- _DATA ROWS_
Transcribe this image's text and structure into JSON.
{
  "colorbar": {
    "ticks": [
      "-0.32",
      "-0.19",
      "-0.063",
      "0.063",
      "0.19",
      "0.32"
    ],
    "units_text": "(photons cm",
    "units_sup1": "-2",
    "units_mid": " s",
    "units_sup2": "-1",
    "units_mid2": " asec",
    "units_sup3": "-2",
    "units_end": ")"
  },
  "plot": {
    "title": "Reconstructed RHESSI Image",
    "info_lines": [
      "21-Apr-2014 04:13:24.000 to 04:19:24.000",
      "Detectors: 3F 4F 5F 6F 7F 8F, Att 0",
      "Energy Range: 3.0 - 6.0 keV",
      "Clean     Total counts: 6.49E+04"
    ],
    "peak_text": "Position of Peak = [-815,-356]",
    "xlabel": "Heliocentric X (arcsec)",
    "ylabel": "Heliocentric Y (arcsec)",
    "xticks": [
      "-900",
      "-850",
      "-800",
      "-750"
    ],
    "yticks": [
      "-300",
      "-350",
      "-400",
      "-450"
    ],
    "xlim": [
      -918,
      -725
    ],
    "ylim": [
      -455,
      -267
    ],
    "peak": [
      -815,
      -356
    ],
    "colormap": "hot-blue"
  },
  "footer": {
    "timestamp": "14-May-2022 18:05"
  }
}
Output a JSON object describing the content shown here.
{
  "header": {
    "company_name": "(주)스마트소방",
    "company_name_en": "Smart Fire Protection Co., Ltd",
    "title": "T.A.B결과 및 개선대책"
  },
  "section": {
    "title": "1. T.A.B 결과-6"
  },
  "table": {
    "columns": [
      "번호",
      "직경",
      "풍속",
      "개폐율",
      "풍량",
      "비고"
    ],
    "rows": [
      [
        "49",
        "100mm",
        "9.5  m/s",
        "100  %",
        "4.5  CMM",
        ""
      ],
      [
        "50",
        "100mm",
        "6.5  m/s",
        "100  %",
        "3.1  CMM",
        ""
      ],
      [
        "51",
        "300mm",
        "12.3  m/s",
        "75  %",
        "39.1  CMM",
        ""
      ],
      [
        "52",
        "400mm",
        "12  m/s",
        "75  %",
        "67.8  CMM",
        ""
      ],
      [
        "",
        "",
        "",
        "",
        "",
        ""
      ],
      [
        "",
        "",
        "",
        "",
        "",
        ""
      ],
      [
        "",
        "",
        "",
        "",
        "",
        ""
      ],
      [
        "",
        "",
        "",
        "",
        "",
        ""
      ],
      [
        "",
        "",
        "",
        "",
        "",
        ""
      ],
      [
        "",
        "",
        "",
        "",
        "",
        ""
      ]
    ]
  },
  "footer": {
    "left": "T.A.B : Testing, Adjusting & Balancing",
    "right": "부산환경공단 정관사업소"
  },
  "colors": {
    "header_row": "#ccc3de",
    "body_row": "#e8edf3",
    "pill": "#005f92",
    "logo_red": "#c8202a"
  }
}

- _PROBLEM TO WORK ON_
Look through the entries above and list every line containing "JSON".

- _WRITTEN SOLUTION_
Transcribe this image's text and structure into JSON.
Output a JSON object describing the content shown here.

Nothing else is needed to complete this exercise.